▶ **Exercises to complete**:
(A) In the Sight Sign passage, what does Narrator announce when the dot reaches the end of the ink stroke?
(B) Revise the Sight Sign passage, starting with "So with the" and going on through "on the button.", replacing "customer" with "user".

---------- Provided passage ----------

1. My customer tabs to the Write button, and Narrator announces the button.
2. They invoke the button. Narrator announces “Write dot waiting”.
3. They tab around, find the dot at the start of the first ink stroke. Narrator announces “Dot button <pause> dot waiting.”
4. They invoke the dot button. Narrator announces “Dot button, writing now”.
5. Shortly after that, the dot reaches the end of the ink stroke, and Narrator announces “Dot not writing”. My customer knows the app is now waiting for input, and so continues interacting with the app until the full signature has been sent to the robot.
So with the addition of the announcements, it becomes practical for my customer using Narrator to fully complete the action to have the app control the robot as required. The code below shows how the status property was changed on the dot button.
// Change the UIA ItemStatus property on the button.
AutomationProperties.SetItemStatus(dotButton, newStatus);
// Raise a UIA property changed event to let UIA client apps know of the change in status.
ButtonAutomationPeer peer =
(ButtonAutomationPeer)FrameAutomationPeer.FromElement(dotButton);
if (peer != null)
{
// Todo: Include the previous ItemStatus when raising this event.
peer.RaisePropertyChangedEvent(
AutomationElementIdentifiers.ItemStatusProperty, "", newStatus);
}
Note: I’ve experimented with the changes described above relating to the ItemStatus announcements, and verified that things seem to work as expected, but I’ve yet to update the Sight Sign app at github with these changes. I’ll do that as soon as I get the chance.
Conclusion
The Sight Sign app demonstrates three important points around building an accessible app:
1. Windows can provide your app with considerable accessibility by default, if you take advantage of the standard controls that come with the UI framework that you’re using.
2. Where you choose to customize the visuals of the standard controls used in your app, it can often be straightforward to account for that customization in such a way that your app is still fully accessible. For example, to always show theme colors when a high contrast theme is active, and to set accessible names and states on buttons which show no text strings visually.
3. If there are critically important changes in state that occur in the app, you can set state information on related element properties to make sure screen readers will make your customers aware of those changes.
The Sight Sign app was originally built for a specific scenario, and its feature set was very deliberate for a variety of reasons. You might feel that the app could be of interest to someone you know, but who might prefer to interact with the app in some other way. For example, perhaps the animating dot would continue along the ink stroke only while the mouse cursor is over the dot, or maybe you’d like ink to be dropped into the app in direct response to some particular form of input. The Sight Sign code is open source, and is waiting for you to experiment.

---------- Supplied material ----------

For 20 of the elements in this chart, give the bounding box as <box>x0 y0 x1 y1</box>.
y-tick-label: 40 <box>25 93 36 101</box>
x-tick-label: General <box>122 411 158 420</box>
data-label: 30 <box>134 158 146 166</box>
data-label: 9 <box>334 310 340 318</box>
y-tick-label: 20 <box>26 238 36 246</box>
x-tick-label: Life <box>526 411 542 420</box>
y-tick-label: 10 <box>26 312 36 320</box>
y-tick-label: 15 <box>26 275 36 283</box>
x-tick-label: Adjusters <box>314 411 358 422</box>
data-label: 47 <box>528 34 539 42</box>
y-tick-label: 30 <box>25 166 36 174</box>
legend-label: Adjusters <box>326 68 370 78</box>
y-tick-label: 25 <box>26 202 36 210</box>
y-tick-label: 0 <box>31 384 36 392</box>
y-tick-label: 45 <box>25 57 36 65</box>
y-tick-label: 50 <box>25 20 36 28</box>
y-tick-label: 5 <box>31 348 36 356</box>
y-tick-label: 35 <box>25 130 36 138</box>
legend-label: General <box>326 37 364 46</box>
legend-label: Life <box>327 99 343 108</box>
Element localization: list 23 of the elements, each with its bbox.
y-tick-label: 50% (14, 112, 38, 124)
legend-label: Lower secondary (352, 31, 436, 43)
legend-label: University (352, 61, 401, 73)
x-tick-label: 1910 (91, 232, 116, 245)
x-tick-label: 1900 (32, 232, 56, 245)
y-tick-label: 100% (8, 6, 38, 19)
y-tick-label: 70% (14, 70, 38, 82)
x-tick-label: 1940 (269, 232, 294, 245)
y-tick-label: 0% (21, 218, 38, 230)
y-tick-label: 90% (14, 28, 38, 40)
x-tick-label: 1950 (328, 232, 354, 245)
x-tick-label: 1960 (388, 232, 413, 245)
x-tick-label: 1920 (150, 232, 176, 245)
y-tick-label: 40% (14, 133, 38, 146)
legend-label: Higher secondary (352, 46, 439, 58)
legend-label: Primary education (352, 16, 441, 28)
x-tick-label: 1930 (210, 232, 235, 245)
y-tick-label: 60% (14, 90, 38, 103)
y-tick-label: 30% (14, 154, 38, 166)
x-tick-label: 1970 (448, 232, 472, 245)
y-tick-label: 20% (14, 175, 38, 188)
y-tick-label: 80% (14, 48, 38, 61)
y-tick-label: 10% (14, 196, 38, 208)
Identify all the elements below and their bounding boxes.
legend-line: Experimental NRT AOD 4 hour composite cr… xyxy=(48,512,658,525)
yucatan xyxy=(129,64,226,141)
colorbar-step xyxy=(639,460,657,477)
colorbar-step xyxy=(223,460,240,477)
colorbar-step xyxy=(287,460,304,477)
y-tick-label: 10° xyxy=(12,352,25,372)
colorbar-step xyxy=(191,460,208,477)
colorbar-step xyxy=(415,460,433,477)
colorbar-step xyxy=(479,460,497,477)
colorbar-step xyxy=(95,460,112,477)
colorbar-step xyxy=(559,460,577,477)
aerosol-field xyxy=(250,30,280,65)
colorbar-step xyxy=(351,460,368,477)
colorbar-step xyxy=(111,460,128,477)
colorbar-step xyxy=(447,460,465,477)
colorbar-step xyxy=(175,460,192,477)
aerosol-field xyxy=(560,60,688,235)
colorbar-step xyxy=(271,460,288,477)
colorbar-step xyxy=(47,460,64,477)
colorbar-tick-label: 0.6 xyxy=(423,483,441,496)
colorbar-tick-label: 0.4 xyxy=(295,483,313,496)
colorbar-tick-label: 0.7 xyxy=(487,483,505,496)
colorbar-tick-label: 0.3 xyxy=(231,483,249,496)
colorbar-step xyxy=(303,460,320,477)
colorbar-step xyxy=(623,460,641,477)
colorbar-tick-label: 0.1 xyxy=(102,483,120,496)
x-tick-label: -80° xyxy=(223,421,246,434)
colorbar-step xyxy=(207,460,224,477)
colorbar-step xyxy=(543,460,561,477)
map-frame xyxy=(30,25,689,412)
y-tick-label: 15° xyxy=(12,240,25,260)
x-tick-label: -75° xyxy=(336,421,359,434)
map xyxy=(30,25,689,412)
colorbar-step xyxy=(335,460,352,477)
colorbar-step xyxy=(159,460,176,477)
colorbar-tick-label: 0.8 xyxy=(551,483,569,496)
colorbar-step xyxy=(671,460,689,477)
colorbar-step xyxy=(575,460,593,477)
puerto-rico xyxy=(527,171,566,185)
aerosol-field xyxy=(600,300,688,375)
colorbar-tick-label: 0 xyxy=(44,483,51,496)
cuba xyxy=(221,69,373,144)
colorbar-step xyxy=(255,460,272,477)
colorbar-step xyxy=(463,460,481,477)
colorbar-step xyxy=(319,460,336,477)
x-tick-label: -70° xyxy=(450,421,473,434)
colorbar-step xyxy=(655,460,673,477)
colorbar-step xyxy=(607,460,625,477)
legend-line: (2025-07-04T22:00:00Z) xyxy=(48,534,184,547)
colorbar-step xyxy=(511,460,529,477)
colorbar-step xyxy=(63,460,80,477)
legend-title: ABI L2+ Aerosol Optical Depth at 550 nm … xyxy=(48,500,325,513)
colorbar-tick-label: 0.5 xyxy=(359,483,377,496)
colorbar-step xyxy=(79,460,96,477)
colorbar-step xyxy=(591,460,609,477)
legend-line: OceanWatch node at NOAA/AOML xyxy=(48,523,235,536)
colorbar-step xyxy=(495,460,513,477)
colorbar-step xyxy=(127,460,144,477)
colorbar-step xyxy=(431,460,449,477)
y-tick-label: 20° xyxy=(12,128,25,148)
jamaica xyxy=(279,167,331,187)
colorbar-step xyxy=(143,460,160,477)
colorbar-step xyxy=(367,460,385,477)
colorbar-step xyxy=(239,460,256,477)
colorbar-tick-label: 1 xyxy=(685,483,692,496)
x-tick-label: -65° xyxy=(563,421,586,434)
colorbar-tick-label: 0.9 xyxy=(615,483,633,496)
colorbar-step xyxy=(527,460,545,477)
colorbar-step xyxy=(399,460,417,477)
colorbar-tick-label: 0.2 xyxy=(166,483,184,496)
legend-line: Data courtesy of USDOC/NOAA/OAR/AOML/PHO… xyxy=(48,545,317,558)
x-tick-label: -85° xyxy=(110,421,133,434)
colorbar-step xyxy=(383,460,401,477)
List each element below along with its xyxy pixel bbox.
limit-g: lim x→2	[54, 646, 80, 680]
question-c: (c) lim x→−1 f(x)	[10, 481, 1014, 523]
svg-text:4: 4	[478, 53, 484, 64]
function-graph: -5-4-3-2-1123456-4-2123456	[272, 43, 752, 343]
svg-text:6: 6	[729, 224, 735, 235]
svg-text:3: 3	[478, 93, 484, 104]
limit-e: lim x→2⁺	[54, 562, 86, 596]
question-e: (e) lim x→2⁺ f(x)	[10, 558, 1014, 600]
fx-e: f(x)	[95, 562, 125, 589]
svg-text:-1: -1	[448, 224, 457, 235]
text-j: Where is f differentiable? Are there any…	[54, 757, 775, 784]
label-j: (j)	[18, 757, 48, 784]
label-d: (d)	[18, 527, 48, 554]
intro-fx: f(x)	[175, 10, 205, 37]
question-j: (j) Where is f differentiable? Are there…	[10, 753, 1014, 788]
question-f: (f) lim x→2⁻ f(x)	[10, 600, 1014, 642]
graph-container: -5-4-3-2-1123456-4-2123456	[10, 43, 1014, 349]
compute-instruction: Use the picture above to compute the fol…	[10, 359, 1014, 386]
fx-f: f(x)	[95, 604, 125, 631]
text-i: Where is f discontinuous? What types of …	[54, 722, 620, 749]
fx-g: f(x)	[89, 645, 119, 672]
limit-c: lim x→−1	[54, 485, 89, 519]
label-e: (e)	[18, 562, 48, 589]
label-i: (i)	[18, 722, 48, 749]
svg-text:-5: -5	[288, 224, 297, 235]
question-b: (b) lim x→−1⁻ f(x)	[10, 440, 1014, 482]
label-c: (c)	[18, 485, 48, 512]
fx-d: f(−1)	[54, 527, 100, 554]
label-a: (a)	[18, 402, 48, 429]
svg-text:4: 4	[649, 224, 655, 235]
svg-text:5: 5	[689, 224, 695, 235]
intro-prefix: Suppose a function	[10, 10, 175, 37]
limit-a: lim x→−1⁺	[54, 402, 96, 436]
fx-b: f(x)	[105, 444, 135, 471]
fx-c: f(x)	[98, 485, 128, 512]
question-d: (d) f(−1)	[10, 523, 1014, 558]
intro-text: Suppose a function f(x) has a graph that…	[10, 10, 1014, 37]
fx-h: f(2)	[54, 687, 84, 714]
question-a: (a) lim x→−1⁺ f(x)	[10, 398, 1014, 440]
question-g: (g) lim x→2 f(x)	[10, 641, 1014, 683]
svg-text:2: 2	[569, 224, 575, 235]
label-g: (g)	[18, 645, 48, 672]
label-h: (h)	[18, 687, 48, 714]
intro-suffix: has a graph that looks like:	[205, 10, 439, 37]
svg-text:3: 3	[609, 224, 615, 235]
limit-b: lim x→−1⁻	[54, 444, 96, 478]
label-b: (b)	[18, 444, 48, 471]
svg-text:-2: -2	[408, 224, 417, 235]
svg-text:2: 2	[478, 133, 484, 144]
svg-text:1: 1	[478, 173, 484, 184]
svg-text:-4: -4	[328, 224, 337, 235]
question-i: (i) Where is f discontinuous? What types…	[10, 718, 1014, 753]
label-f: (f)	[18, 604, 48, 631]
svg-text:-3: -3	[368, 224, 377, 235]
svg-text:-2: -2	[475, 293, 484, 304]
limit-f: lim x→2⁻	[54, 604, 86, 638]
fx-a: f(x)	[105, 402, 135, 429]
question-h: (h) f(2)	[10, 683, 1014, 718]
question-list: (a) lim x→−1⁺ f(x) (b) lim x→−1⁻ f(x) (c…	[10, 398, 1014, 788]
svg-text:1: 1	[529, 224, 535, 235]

----------

▶ **Results for the exercise**:
(A) "Dot not writing"

(B)
So with the addition of the announcements, it becomes practical for my user using Narrator to fully complete the action to have the app control the robot as required. The code below shows how the status property was changed on the dot button.
// Change the UIA ItemStatus property on the button.